#### Task to complete
Write out the whole listing again, exactly as given.

#### Data
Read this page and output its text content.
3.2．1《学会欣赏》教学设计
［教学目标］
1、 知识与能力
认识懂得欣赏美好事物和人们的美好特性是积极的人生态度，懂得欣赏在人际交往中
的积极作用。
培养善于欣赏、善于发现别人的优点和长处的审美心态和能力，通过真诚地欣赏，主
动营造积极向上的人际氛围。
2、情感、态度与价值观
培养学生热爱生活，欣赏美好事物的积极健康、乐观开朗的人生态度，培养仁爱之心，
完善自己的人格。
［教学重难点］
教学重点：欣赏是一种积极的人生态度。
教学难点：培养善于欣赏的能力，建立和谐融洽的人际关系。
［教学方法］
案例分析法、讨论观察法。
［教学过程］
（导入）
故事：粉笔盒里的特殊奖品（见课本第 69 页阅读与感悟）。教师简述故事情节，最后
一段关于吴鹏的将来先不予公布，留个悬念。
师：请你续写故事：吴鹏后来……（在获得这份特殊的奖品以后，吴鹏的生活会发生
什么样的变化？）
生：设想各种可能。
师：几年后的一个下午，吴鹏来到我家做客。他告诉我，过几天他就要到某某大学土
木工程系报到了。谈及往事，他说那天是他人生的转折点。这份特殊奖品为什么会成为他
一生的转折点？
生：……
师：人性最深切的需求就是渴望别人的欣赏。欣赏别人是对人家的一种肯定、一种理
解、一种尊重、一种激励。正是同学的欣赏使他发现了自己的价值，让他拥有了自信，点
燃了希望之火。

#### Task output
Read this page and output its text content.
3.2．1《学会欣赏》教学设计
［教学目标］
1、 知识与能力
认识懂得欣赏美好事物和人们的美好特性是积极的人生态度，懂得欣赏在人际交往中
的积极作用。
培养善于欣赏、善于发现别人的优点和长处的审美心态和能力，通过真诚地欣赏，主
动营造积极向上的人际氛围。
2、情感、态度与价值观
培养学生热爱生活，欣赏美好事物的积极健康、乐观开朗的人生态度，培养仁爱之心，
完善自己的人格。
［教学重难点］
教学重点：欣赏是一种积极的人生态度。
教学难点：培养善于欣赏的能力，建立和谐融洽的人际关系。
［教学方法］
案例分析法、讨论观察法。
［教学过程］
（导入）
故事：粉笔盒里的特殊奖品（见课本第 69 页阅读与感悟）。教师简述故事情节，最后
一段关于吴鹏的将来先不予公布，留个悬念。
师：请你续写故事：吴鹏后来……（在获得这份特殊的奖品以后，吴鹏的生活会发生
什么样的变化？）
生：设想各种可能。
师：几年后的一个下午，吴鹏来到我家做客。他告诉我，过几天他就要到某某大学土
木工程系报到了。谈及往事，他说那天是他人生的转折点。这份特殊奖品为什么会成为他
一生的转折点？
生：……
师：人性最深切的需求就是渴望别人的欣赏。欣赏别人是对人家的一种肯定、一种理
解、一种尊重、一种激励。正是同学的欣赏使他发现了自己的价值，让他拥有了自信，点
燃了希望之火。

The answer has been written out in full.